WHAT TO DO -> Reproduce the material in full, exactly as written.

DATASET RECORDS ->
****
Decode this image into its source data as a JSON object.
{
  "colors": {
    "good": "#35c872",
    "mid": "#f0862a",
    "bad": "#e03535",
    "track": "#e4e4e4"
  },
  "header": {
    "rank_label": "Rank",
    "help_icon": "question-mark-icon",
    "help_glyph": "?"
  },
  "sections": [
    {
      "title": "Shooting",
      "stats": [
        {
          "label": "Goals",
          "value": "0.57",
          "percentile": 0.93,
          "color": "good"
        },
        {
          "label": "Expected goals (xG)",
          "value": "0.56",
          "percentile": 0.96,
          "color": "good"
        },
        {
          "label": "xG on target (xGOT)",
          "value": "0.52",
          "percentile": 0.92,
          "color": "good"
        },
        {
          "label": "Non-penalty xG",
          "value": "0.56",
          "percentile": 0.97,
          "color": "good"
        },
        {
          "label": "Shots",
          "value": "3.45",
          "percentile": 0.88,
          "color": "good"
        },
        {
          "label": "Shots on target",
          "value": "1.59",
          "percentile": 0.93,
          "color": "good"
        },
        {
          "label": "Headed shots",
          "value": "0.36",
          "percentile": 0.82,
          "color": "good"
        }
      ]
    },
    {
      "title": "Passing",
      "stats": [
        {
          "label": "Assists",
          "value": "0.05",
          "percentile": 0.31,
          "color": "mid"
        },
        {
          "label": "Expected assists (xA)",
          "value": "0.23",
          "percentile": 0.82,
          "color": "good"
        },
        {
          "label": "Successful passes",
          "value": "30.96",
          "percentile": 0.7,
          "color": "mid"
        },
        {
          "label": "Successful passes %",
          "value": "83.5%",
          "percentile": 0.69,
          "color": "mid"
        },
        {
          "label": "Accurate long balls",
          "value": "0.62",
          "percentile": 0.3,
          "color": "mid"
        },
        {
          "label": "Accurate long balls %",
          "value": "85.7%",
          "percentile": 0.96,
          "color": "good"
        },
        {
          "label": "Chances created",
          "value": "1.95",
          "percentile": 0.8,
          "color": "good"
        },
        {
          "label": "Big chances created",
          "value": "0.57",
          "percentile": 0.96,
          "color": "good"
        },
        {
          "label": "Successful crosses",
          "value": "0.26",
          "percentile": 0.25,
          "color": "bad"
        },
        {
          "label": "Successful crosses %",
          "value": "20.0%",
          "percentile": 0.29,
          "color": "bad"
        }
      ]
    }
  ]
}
****
RESPONSE TO THIS TASK ->
Decode this image into its source data as a JSON object.
{
  "colors": {
    "good": "#35c872",
    "mid": "#f0862a",
    "bad": "#e03535",
    "track": "#e4e4e4"
  },
  "header": {
    "rank_label": "Rank",
    "help_icon": "question-mark-icon",
    "help_glyph": "?"
  },
  "sections": [
    {
      "title": "Shooting",
      "stats": [
        {
          "label": "Goals",
          "value": "0.57",
          "percentile": 0.93,
          "color": "good"
        },
        {
          "label": "Expected goals (xG)",
          "value": "0.56",
          "percentile": 0.96,
          "color": "good"
        },
        {
          "label": "xG on target (xGOT)",
          "value": "0.52",
          "percentile": 0.92,
          "color": "good"
        },
        {
          "label": "Non-penalty xG",
          "value": "0.56",
          "percentile": 0.97,
          "color": "good"
        },
        {
          "label": "Shots",
          "value": "3.45",
          "percentile": 0.88,
          "color": "good"
        },
        {
          "label": "Shots on target",
          "value": "1.59",
          "percentile": 0.93,
          "color": "good"
        },
        {
          "label": "Headed shots",
          "value": "0.36",
          "percentile": 0.82,
          "color": "good"
        }
      ]
    },
    {
      "title": "Passing",
      "stats": [
        {
          "label": "Assists",
          "value": "0.05",
          "percentile": 0.31,
          "color": "mid"
        },
        {
          "label": "Expected assists (xA)",
          "value": "0.23",
          "percentile": 0.82,
          "color": "good"
        },
        {
          "label": "Successful passes",
          "value": "30.96",
          "percentile": 0.7,
          "color": "mid"
        },
        {
          "label": "Successful passes %",
          "value": "83.5%",
          "percentile": 0.69,
          "color": "mid"
        },
        {
          "label": "Accurate long balls",
          "value": "0.62",
          "percentile": 0.3,
          "color": "mid"
        },
        {
          "label": "Accurate long balls %",
          "value": "85.7%",
          "percentile": 0.96,
          "color": "good"
        },
        {
          "label": "Chances created",
          "value": "1.95",
          "percentile": 0.8,
          "color": "good"
        },
        {
          "label": "Big chances created",
          "value": "0.57",
          "percentile": 0.96,
          "color": "good"
        },
        {
          "label": "Successful crosses",
          "value": "0.26",
          "percentile": 0.25,
          "color": "bad"
        },
        {
          "label": "Successful crosses %",
          "value": "20.0%",
          "percentile": 0.29,
          "color": "bad"
        }
      ]
    }
  ]
}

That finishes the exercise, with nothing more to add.